* **What you need to do**
The records that follow must be reproduced in full, exactly as written.

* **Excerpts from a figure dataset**
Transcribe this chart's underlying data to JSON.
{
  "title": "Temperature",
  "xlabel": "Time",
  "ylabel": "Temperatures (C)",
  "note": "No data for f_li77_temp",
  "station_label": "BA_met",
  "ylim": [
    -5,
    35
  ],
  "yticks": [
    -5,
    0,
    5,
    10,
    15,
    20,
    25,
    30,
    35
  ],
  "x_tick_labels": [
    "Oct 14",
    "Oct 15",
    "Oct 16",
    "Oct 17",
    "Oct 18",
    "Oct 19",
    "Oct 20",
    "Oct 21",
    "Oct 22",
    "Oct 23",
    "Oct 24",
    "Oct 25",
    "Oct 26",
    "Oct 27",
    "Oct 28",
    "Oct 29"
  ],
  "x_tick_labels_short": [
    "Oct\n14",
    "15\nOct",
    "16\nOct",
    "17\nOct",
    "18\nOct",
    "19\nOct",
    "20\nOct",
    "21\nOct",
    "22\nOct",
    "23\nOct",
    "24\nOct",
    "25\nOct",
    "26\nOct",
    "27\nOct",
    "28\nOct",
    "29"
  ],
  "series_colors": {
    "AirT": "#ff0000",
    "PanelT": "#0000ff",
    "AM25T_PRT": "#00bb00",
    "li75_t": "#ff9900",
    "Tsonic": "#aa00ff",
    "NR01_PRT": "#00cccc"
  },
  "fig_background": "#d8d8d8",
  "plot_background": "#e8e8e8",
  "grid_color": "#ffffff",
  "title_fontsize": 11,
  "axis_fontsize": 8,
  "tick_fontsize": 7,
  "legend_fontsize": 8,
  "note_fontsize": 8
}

* **Solution to this problem**
Transcribe this chart's underlying data to JSON.
{
  "title": "Temperature",
  "xlabel": "Time",
  "ylabel": "Temperatures (C)",
  "note": "No data for f_li77_temp",
  "station_label": "BA_met",
  "ylim": [
    -5,
    35
  ],
  "yticks": [
    -5,
    0,
    5,
    10,
    15,
    20,
    25,
    30,
    35
  ],
  "x_tick_labels": [
    "Oct 14",
    "Oct 15",
    "Oct 16",
    "Oct 17",
    "Oct 18",
    "Oct 19",
    "Oct 20",
    "Oct 21",
    "Oct 22",
    "Oct 23",
    "Oct 24",
    "Oct 25",
    "Oct 26",
    "Oct 27",
    "Oct 28",
    "Oct 29"
  ],
  "x_tick_labels_short": [
    "Oct\n14",
    "15\nOct",
    "16\nOct",
    "17\nOct",
    "18\nOct",
    "19\nOct",
    "20\nOct",
    "21\nOct",
    "22\nOct",
    "23\nOct",
    "24\nOct",
    "25\nOct",
    "26\nOct",
    "27\nOct",
    "28\nOct",
    "29"
  ],
  "series_colors": {
    "AirT": "#ff0000",
    "PanelT": "#0000ff",
    "AM25T_PRT": "#00bb00",
    "li75_t": "#ff9900",
    "Tsonic": "#aa00ff",
    "NR01_PRT": "#00cccc"
  },
  "fig_background": "#d8d8d8",
  "plot_background": "#e8e8e8",
  "grid_color": "#ffffff",
  "title_fontsize": 11,
  "axis_fontsize": 8,
  "tick_fontsize": 7,
  "legend_fontsize": 8,
  "note_fontsize": 8
}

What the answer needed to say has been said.